* Directions *
Write out the records below again word for word, leaving out the pictures.

----

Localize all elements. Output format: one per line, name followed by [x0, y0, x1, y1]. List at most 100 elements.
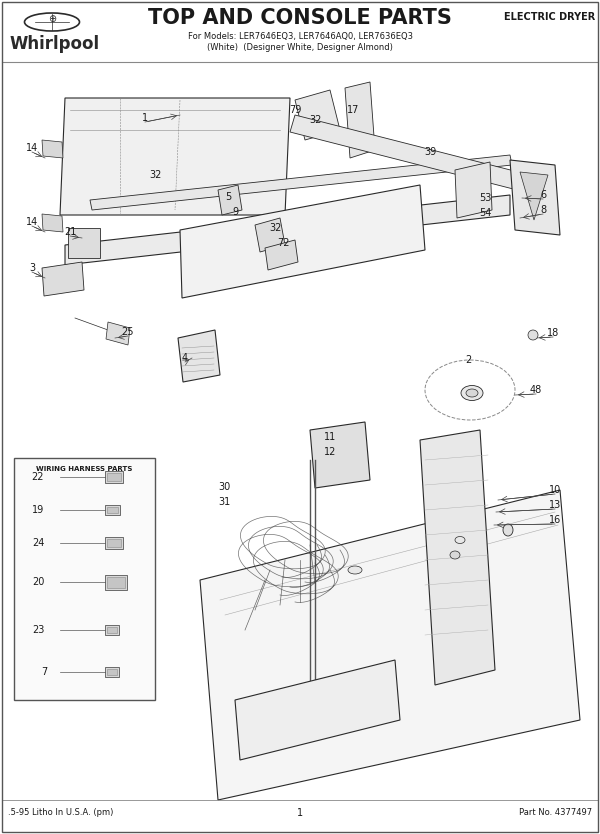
- Text: 19: 19: [32, 505, 44, 515]
- Text: 72: 72: [277, 238, 289, 248]
- Text: 10: 10: [549, 485, 561, 495]
- Polygon shape: [90, 155, 512, 210]
- Polygon shape: [42, 140, 63, 158]
- Text: ⊕: ⊕: [48, 14, 56, 24]
- Ellipse shape: [257, 235, 263, 240]
- Polygon shape: [218, 185, 242, 215]
- Bar: [105, 505, 120, 515]
- Text: 32: 32: [309, 115, 321, 125]
- Text: Whirlpool: Whirlpool: [10, 35, 100, 53]
- Text: 18: 18: [547, 328, 559, 338]
- Polygon shape: [265, 240, 298, 270]
- Polygon shape: [235, 660, 400, 760]
- Text: 12: 12: [324, 447, 336, 457]
- Text: 8: 8: [540, 205, 546, 215]
- Bar: [105, 667, 119, 677]
- Text: 79: 79: [289, 105, 301, 115]
- Bar: [85, 145, 93, 153]
- Ellipse shape: [455, 536, 465, 544]
- Bar: [107, 473, 121, 481]
- Ellipse shape: [528, 330, 538, 340]
- Ellipse shape: [503, 524, 513, 536]
- Polygon shape: [310, 422, 370, 488]
- Text: 4: 4: [182, 353, 188, 363]
- Polygon shape: [106, 322, 130, 345]
- Bar: [72, 232, 92, 252]
- Bar: [107, 627, 117, 633]
- Polygon shape: [60, 98, 290, 215]
- Bar: [105, 575, 127, 590]
- Bar: [105, 537, 123, 549]
- Polygon shape: [255, 218, 285, 252]
- Text: 17: 17: [347, 105, 359, 115]
- Ellipse shape: [466, 389, 478, 397]
- Text: WIRING HARNESS PARTS: WIRING HARNESS PARTS: [37, 466, 133, 472]
- Polygon shape: [200, 490, 580, 800]
- Text: 11: 11: [324, 432, 336, 442]
- Polygon shape: [455, 162, 492, 218]
- Polygon shape: [345, 82, 375, 158]
- Text: 20: 20: [32, 577, 44, 587]
- Text: 24: 24: [32, 538, 44, 548]
- Text: 21: 21: [64, 227, 76, 237]
- Text: 3: 3: [29, 263, 35, 273]
- Text: 1: 1: [142, 113, 148, 123]
- Text: 7: 7: [41, 667, 47, 677]
- Ellipse shape: [277, 230, 283, 235]
- Polygon shape: [68, 228, 100, 258]
- Bar: [115, 145, 123, 153]
- Text: 14: 14: [26, 217, 38, 227]
- Ellipse shape: [218, 245, 223, 250]
- Text: (White)  (Designer White, Designer Almond): (White) (Designer White, Designer Almond…: [207, 43, 393, 52]
- Text: ELECTRIC DRYER: ELECTRIC DRYER: [504, 12, 595, 22]
- Polygon shape: [420, 430, 495, 685]
- Text: 31: 31: [218, 497, 230, 507]
- Text: 1: 1: [297, 808, 303, 818]
- Polygon shape: [510, 160, 560, 235]
- Text: For Models: LER7646EQ3, LER7646AQ0, LER7636EQ3: For Models: LER7646EQ3, LER7646AQ0, LER7…: [187, 32, 413, 41]
- Polygon shape: [42, 214, 63, 232]
- Text: 39: 39: [424, 147, 436, 157]
- Bar: [107, 669, 117, 675]
- Text: 32: 32: [149, 170, 161, 180]
- Text: 14: 14: [26, 143, 38, 153]
- Polygon shape: [295, 90, 340, 140]
- Text: 25: 25: [122, 327, 134, 337]
- Bar: [105, 471, 123, 483]
- Text: 16: 16: [549, 515, 561, 525]
- Text: 9: 9: [232, 207, 238, 217]
- Ellipse shape: [49, 274, 61, 284]
- Ellipse shape: [348, 566, 362, 574]
- Text: 22: 22: [32, 472, 44, 482]
- Text: 32: 32: [269, 223, 281, 233]
- Bar: [107, 507, 118, 513]
- Bar: [107, 539, 121, 547]
- Ellipse shape: [238, 240, 242, 245]
- Text: Part No. 4377497: Part No. 4377497: [519, 808, 592, 817]
- Bar: [105, 625, 119, 635]
- Text: 5: 5: [225, 192, 231, 202]
- Ellipse shape: [523, 191, 531, 199]
- Polygon shape: [42, 262, 84, 296]
- Text: 2: 2: [465, 355, 471, 365]
- Polygon shape: [290, 115, 530, 192]
- Text: 13: 13: [549, 500, 561, 510]
- Polygon shape: [180, 185, 425, 298]
- Text: 30: 30: [218, 482, 230, 492]
- Text: 6: 6: [540, 190, 546, 200]
- Polygon shape: [520, 172, 548, 220]
- Text: 48: 48: [530, 385, 542, 395]
- Text: 23: 23: [32, 625, 44, 635]
- Bar: [14, 458, 155, 700]
- Text: 53: 53: [479, 193, 491, 203]
- Polygon shape: [178, 330, 220, 382]
- Bar: [107, 577, 125, 588]
- Polygon shape: [65, 195, 510, 265]
- Ellipse shape: [461, 385, 483, 400]
- Bar: [100, 145, 108, 153]
- Text: .5-95 Litho In U.S.A. (pm): .5-95 Litho In U.S.A. (pm): [8, 808, 113, 817]
- Ellipse shape: [298, 225, 302, 230]
- Ellipse shape: [450, 551, 460, 559]
- Text: TOP AND CONSOLE PARTS: TOP AND CONSOLE PARTS: [148, 8, 452, 28]
- Text: 54: 54: [479, 208, 491, 218]
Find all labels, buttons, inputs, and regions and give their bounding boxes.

----

* Solution to the exercise *
Localize all elements. Output format: one per line, name followed by [x0, y0, x1, y1]. List at most 100 elements.
- Text: 19: 19: [32, 505, 44, 515]
- Text: 72: 72: [277, 238, 289, 248]
- Text: 10: 10: [549, 485, 561, 495]
- Polygon shape: [90, 155, 512, 210]
- Polygon shape: [42, 140, 63, 158]
- Text: ⊕: ⊕: [48, 14, 56, 24]
- Ellipse shape: [257, 235, 263, 240]
- Polygon shape: [218, 185, 242, 215]
- Bar: [105, 505, 120, 515]
- Text: 32: 32: [309, 115, 321, 125]
- Text: Whirlpool: Whirlpool: [10, 35, 100, 53]
- Text: 18: 18: [547, 328, 559, 338]
- Polygon shape: [265, 240, 298, 270]
- Polygon shape: [235, 660, 400, 760]
- Text: 12: 12: [324, 447, 336, 457]
- Text: 8: 8: [540, 205, 546, 215]
- Bar: [105, 667, 119, 677]
- Text: 79: 79: [289, 105, 301, 115]
- Bar: [85, 145, 93, 153]
- Ellipse shape: [455, 536, 465, 544]
- Bar: [107, 473, 121, 481]
- Ellipse shape: [528, 330, 538, 340]
- Ellipse shape: [503, 524, 513, 536]
- Polygon shape: [310, 422, 370, 488]
- Text: 4: 4: [182, 353, 188, 363]
- Polygon shape: [106, 322, 130, 345]
- Bar: [72, 232, 92, 252]
- Bar: [107, 627, 117, 633]
- Polygon shape: [60, 98, 290, 215]
- Bar: [105, 575, 127, 590]
- Bar: [105, 537, 123, 549]
- Polygon shape: [255, 218, 285, 252]
- Text: 17: 17: [347, 105, 359, 115]
- Ellipse shape: [466, 389, 478, 397]
- Text: WIRING HARNESS PARTS: WIRING HARNESS PARTS: [37, 466, 133, 472]
- Polygon shape: [200, 490, 580, 800]
- Text: 11: 11: [324, 432, 336, 442]
- Polygon shape: [455, 162, 492, 218]
- Polygon shape: [345, 82, 375, 158]
- Text: 20: 20: [32, 577, 44, 587]
- Text: 24: 24: [32, 538, 44, 548]
- Text: 21: 21: [64, 227, 76, 237]
- Text: 3: 3: [29, 263, 35, 273]
- Text: 1: 1: [142, 113, 148, 123]
- Text: 7: 7: [41, 667, 47, 677]
- Ellipse shape: [277, 230, 283, 235]
- Polygon shape: [68, 228, 100, 258]
- Bar: [115, 145, 123, 153]
- Text: 14: 14: [26, 217, 38, 227]
- Ellipse shape: [218, 245, 223, 250]
- Text: (White)  (Designer White, Designer Almond): (White) (Designer White, Designer Almond…: [207, 43, 393, 52]
- Text: ELECTRIC DRYER: ELECTRIC DRYER: [504, 12, 595, 22]
- Polygon shape: [420, 430, 495, 685]
- Text: 31: 31: [218, 497, 230, 507]
- Text: 1: 1: [297, 808, 303, 818]
- Polygon shape: [510, 160, 560, 235]
- Text: For Models: LER7646EQ3, LER7646AQ0, LER7636EQ3: For Models: LER7646EQ3, LER7646AQ0, LER7…: [187, 32, 413, 41]
- Polygon shape: [42, 214, 63, 232]
- Text: 39: 39: [424, 147, 436, 157]
- Bar: [107, 669, 117, 675]
- Text: 32: 32: [149, 170, 161, 180]
- Text: 14: 14: [26, 143, 38, 153]
- Polygon shape: [295, 90, 340, 140]
- Text: 25: 25: [122, 327, 134, 337]
- Bar: [105, 471, 123, 483]
- Text: 16: 16: [549, 515, 561, 525]
- Text: 9: 9: [232, 207, 238, 217]
- Ellipse shape: [49, 274, 61, 284]
- Ellipse shape: [348, 566, 362, 574]
- Text: 22: 22: [32, 472, 44, 482]
- Text: 32: 32: [269, 223, 281, 233]
- Bar: [107, 507, 118, 513]
- Bar: [107, 539, 121, 547]
- Ellipse shape: [238, 240, 242, 245]
- Text: Part No. 4377497: Part No. 4377497: [519, 808, 592, 817]
- Bar: [105, 625, 119, 635]
- Text: 5: 5: [225, 192, 231, 202]
- Ellipse shape: [523, 191, 531, 199]
- Polygon shape: [42, 262, 84, 296]
- Text: 2: 2: [465, 355, 471, 365]
- Polygon shape: [290, 115, 530, 192]
- Text: 13: 13: [549, 500, 561, 510]
- Polygon shape: [180, 185, 425, 298]
- Text: 30: 30: [218, 482, 230, 492]
- Text: 6: 6: [540, 190, 546, 200]
- Polygon shape: [520, 172, 548, 220]
- Text: 48: 48: [530, 385, 542, 395]
- Text: 23: 23: [32, 625, 44, 635]
- Bar: [14, 458, 155, 700]
- Text: 53: 53: [479, 193, 491, 203]
- Polygon shape: [178, 330, 220, 382]
- Bar: [107, 577, 125, 588]
- Polygon shape: [65, 195, 510, 265]
- Ellipse shape: [461, 385, 483, 400]
- Bar: [100, 145, 108, 153]
- Text: .5-95 Litho In U.S.A. (pm): .5-95 Litho In U.S.A. (pm): [8, 808, 113, 817]
- Ellipse shape: [298, 225, 302, 230]
- Ellipse shape: [450, 551, 460, 559]
- Text: TOP AND CONSOLE PARTS: TOP AND CONSOLE PARTS: [148, 8, 452, 28]
- Text: 54: 54: [479, 208, 491, 218]
Find all labels, buttons, inputs, and regions and give their bounding boxes.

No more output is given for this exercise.